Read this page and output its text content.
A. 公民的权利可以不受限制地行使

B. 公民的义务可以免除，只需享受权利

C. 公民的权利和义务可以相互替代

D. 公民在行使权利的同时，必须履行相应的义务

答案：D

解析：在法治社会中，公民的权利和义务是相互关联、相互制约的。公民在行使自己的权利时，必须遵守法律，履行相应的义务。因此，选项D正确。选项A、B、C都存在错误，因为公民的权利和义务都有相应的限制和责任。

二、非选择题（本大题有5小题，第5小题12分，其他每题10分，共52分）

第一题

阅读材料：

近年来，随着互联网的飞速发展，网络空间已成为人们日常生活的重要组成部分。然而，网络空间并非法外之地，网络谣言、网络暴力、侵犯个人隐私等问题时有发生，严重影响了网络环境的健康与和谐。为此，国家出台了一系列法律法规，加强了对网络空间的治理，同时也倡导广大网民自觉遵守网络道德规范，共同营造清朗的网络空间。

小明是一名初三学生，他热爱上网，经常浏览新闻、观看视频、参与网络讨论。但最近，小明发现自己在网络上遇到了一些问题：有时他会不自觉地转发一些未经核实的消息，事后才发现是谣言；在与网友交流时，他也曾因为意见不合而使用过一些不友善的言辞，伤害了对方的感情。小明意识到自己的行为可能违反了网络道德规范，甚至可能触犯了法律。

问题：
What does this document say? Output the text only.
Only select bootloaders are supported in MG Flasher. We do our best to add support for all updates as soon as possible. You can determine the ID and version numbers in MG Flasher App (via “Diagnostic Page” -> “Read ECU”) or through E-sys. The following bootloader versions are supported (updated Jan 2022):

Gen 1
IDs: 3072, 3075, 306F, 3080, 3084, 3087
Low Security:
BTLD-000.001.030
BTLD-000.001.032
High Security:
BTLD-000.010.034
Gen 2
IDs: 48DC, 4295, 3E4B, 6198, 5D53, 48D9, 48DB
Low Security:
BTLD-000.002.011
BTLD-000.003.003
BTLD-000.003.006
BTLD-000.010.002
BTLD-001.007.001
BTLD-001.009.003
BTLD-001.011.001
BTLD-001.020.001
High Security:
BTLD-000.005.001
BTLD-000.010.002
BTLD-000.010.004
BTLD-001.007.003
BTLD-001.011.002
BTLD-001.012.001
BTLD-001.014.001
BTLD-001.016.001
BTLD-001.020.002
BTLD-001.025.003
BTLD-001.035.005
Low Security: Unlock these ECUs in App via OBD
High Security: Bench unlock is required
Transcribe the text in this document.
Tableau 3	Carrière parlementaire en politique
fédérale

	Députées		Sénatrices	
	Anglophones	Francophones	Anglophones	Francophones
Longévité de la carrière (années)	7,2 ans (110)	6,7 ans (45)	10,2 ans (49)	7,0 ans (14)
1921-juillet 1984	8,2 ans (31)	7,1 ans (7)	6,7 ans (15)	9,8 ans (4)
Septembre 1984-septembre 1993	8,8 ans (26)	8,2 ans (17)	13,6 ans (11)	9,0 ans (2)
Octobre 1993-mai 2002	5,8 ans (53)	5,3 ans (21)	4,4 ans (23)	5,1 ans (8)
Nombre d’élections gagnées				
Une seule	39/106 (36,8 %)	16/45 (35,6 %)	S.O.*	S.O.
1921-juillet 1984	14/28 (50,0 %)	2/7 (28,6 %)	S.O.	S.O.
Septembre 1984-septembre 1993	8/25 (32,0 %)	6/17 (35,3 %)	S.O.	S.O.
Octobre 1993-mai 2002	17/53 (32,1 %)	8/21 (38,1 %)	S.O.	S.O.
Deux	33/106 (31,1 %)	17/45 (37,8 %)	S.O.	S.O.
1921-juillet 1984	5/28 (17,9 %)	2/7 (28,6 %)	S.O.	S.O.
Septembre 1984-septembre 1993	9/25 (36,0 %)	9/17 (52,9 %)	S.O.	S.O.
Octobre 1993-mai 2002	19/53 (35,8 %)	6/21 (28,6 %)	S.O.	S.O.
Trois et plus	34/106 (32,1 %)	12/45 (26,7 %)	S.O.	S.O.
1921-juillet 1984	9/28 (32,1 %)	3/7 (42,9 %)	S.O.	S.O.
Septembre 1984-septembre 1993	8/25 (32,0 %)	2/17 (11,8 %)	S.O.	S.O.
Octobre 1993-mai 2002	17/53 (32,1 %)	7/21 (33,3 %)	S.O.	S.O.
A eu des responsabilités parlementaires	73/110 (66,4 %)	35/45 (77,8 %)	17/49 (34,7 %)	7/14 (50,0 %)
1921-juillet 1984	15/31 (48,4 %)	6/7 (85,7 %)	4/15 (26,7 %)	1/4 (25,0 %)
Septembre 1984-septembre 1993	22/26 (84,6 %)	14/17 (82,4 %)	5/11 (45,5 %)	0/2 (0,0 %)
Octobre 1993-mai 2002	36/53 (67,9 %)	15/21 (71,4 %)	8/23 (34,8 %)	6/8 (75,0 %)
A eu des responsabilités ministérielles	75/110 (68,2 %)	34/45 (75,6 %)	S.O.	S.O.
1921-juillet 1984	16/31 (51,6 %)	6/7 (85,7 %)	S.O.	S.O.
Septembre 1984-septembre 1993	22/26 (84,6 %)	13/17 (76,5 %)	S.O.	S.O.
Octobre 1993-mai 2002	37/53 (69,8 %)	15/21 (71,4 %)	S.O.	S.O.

| Goal |
Scan the material line by line and report each one that contains "this".

| Reply to the task |
Read this page and output its text content.
What does this document say? Output the text only.
Transcribe the text in this document.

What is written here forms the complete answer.